**Task:**
Repeat the whole listing exactly as written.
** Begin **
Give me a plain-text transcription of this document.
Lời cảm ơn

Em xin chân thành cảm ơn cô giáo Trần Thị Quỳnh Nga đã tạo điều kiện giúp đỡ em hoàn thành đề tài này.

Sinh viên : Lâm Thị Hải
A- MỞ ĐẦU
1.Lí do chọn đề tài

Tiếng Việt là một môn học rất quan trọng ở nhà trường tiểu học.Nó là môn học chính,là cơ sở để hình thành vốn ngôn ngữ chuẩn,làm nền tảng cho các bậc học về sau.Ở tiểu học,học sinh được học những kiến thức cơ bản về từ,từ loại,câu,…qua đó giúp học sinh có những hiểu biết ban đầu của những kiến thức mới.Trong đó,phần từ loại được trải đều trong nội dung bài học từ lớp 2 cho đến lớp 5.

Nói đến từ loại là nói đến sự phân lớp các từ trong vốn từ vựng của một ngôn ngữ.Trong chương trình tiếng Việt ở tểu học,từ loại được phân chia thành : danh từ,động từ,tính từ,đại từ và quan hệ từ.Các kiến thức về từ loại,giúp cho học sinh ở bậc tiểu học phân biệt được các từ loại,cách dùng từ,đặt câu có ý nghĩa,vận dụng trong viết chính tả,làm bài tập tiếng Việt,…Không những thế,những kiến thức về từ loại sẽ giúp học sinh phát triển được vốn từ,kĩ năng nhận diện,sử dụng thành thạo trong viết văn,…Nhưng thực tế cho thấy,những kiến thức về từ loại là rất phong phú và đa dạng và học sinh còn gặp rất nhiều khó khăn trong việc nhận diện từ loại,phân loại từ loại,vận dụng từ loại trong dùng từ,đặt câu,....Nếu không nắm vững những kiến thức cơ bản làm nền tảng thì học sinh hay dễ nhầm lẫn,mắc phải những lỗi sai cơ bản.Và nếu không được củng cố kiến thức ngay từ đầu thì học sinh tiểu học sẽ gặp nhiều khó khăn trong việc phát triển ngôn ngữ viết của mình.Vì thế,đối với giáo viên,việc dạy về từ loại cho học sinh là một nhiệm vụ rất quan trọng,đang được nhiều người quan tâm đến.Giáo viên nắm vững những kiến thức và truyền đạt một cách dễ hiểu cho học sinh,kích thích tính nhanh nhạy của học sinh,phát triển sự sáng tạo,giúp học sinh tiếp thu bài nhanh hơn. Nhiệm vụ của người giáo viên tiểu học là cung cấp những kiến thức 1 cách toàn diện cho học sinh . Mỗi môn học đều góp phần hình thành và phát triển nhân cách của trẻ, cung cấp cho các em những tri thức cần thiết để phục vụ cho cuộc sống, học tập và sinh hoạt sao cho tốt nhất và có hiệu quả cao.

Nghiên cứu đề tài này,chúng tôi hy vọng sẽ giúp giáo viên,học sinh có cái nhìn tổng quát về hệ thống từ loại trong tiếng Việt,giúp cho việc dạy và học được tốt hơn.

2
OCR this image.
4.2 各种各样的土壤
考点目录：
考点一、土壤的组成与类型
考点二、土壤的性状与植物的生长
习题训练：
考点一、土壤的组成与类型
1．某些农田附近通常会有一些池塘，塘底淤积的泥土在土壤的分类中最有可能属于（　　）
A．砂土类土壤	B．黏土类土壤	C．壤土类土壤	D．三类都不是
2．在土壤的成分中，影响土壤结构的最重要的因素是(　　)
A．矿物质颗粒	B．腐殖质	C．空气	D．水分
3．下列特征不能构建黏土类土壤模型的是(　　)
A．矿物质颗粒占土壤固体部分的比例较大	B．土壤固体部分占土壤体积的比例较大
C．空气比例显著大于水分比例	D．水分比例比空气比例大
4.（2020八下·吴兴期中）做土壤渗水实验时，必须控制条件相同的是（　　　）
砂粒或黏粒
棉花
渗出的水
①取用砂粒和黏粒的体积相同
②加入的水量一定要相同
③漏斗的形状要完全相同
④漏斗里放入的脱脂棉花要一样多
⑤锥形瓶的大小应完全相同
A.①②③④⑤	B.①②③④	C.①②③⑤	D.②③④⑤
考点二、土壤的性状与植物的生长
** End **
**Correct response:**
Give me a plain-text transcription of this document.
Lời cảm ơn

Em xin chân thành cảm ơn cô giáo Trần Thị Quỳnh Nga đã tạo điều kiện giúp đỡ em hoàn thành đề tài này.

Sinh viên : Lâm Thị Hải
A- MỞ ĐẦU
1.Lí do chọn đề tài

Tiếng Việt là một môn học rất quan trọng ở nhà trường tiểu học.Nó là môn học chính,là cơ sở để hình thành vốn ngôn ngữ chuẩn,làm nền tảng cho các bậc học về sau.Ở tiểu học,học sinh được học những kiến thức cơ bản về từ,từ loại,câu,…qua đó giúp học sinh có những hiểu biết ban đầu của những kiến thức mới.Trong đó,phần từ loại được trải đều trong nội dung bài học từ lớp 2 cho đến lớp 5.

Nói đến từ loại là nói đến sự phân lớp các từ trong vốn từ vựng của một ngôn ngữ.Trong chương trình tiếng Việt ở tểu học,từ loại được phân chia thành : danh từ,động từ,tính từ,đại từ và quan hệ từ.Các kiến thức về từ loại,giúp cho học sinh ở bậc tiểu học phân biệt được các từ loại,cách dùng từ,đặt câu có ý nghĩa,vận dụng trong viết chính tả,làm bài tập tiếng Việt,…Không những thế,những kiến thức về từ loại sẽ giúp học sinh phát triển được vốn từ,kĩ năng nhận diện,sử dụng thành thạo trong viết văn,…Nhưng thực tế cho thấy,những kiến thức về từ loại là rất phong phú và đa dạng và học sinh còn gặp rất nhiều khó khăn trong việc nhận diện từ loại,phân loại từ loại,vận dụng từ loại trong dùng từ,đặt câu,....Nếu không nắm vững những kiến thức cơ bản làm nền tảng thì học sinh hay dễ nhầm lẫn,mắc phải những lỗi sai cơ bản.Và nếu không được củng cố kiến thức ngay từ đầu thì học sinh tiểu học sẽ gặp nhiều khó khăn trong việc phát triển ngôn ngữ viết của mình.Vì thế,đối với giáo viên,việc dạy về từ loại cho học sinh là một nhiệm vụ rất quan trọng,đang được nhiều người quan tâm đến.Giáo viên nắm vững những kiến thức và truyền đạt một cách dễ hiểu cho học sinh,kích thích tính nhanh nhạy của học sinh,phát triển sự sáng tạo,giúp học sinh tiếp thu bài nhanh hơn. Nhiệm vụ của người giáo viên tiểu học là cung cấp những kiến thức 1 cách toàn diện cho học sinh . Mỗi môn học đều góp phần hình thành và phát triển nhân cách của trẻ, cung cấp cho các em những tri thức cần thiết để phục vụ cho cuộc sống, học tập và sinh hoạt sao cho tốt nhất và có hiệu quả cao.

Nghiên cứu đề tài này,chúng tôi hy vọng sẽ giúp giáo viên,học sinh có cái nhìn tổng quát về hệ thống từ loại trong tiếng Việt,giúp cho việc dạy và học được tốt hơn.

2
OCR this image.
4.2 各种各样的土壤
考点目录：
考点一、土壤的组成与类型
考点二、土壤的性状与植物的生长
习题训练：
考点一、土壤的组成与类型
1．某些农田附近通常会有一些池塘，塘底淤积的泥土在土壤的分类中最有可能属于（　　）
A．砂土类土壤	B．黏土类土壤	C．壤土类土壤	D．三类都不是
2．在土壤的成分中，影响土壤结构的最重要的因素是(　　)
A．矿物质颗粒	B．腐殖质	C．空气	D．水分
3．下列特征不能构建黏土类土壤模型的是(　　)
A．矿物质颗粒占土壤固体部分的比例较大	B．土壤固体部分占土壤体积的比例较大
C．空气比例显著大于水分比例	D．水分比例比空气比例大
4.（2020八下·吴兴期中）做土壤渗水实验时，必须控制条件相同的是（　　　）
砂粒或黏粒
棉花
渗出的水
①取用砂粒和黏粒的体积相同
②加入的水量一定要相同
③漏斗的形状要完全相同
④漏斗里放入的脱脂棉花要一样多
⑤锥形瓶的大小应完全相同
A.①②③④⑤	B.①②③④	C.①②③⑤	D.②③④⑤
考点二、土壤的性状与植物的生长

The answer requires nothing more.